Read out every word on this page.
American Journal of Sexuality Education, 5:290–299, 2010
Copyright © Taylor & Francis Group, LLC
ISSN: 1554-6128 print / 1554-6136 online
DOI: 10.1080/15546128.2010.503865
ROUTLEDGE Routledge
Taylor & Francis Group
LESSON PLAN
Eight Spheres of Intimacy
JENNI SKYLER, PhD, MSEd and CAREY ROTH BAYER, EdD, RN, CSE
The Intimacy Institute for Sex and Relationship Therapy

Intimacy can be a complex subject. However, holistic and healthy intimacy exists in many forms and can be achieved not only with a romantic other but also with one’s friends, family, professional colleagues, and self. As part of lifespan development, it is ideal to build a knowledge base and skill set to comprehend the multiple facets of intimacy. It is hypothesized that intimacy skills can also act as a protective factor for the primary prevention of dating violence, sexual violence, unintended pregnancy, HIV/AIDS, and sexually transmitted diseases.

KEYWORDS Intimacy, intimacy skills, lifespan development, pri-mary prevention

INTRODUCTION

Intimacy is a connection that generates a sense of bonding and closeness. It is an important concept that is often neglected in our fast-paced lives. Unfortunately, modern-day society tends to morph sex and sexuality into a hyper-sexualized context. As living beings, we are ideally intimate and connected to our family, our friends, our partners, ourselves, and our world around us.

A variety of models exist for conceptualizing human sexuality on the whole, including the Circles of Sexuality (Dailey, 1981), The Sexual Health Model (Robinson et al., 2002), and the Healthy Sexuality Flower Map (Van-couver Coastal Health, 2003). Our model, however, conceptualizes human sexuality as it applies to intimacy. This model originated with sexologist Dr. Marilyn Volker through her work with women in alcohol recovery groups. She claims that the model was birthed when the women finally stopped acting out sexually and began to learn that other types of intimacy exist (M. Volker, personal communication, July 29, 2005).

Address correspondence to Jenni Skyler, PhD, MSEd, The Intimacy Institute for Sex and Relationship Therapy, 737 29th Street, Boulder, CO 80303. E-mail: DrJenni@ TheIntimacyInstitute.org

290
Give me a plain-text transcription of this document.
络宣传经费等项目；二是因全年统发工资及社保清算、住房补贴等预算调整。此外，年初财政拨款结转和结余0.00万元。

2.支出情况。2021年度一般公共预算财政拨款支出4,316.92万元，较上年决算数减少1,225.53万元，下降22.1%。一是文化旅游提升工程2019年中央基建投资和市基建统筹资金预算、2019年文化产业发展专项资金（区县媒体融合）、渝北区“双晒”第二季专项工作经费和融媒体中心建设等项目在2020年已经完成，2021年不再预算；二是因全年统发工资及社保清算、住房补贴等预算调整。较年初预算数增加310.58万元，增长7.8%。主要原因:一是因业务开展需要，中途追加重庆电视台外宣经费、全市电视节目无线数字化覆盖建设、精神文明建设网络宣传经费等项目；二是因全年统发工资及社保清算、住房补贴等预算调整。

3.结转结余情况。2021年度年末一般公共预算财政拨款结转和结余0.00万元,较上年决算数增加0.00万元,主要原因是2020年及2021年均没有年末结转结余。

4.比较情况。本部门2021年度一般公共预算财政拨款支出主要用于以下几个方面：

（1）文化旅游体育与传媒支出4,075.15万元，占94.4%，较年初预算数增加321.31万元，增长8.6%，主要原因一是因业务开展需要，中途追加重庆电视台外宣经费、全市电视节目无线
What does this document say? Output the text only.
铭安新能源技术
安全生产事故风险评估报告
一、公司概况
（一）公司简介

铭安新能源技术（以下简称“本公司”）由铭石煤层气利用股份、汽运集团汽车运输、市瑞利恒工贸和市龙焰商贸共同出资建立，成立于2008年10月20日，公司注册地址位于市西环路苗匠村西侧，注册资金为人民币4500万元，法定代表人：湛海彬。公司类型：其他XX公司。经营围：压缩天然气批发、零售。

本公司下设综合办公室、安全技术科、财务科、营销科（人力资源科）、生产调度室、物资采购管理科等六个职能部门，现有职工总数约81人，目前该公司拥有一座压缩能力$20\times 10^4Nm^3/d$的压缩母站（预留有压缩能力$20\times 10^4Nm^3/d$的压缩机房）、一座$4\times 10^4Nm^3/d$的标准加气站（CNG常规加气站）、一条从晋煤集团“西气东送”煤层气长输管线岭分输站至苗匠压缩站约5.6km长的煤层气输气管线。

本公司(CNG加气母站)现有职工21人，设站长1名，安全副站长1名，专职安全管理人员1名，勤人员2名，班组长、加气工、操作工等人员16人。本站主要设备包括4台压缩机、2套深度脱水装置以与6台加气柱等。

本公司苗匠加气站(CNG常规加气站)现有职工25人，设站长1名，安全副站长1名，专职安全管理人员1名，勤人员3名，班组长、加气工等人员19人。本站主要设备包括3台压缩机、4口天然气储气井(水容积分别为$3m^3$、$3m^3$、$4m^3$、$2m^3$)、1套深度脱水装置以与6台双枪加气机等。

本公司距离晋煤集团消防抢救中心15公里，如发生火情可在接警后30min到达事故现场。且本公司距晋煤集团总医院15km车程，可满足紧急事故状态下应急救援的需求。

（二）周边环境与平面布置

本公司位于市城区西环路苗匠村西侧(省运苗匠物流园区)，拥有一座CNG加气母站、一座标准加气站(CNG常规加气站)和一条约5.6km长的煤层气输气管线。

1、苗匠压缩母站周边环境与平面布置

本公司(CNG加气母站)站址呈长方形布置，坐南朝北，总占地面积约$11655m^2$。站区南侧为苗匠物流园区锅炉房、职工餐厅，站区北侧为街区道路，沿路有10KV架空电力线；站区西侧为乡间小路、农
==============================
EXERCISE DIRECTIONS:
For each line above that contains the word "only", copy that line.

FINISHED ANSWER:
Intimacy can be a complex subject. However, holistic and healthy intimacy exists in many forms and can be achieved not only with a romantic other but also with one’s friends, family, professional colleagues, and self. As part of lifespan development, it is ideal to build a knowledge base and skill set to comprehend the multiple facets of intimacy. It is hypothesized that intimacy skills can also act as a protective factor for the primary prevention of dating violence, sexual violence, unintended pregnancy, HIV/AIDS, and sexually transmitted diseases.
What does this document say? Output the text only.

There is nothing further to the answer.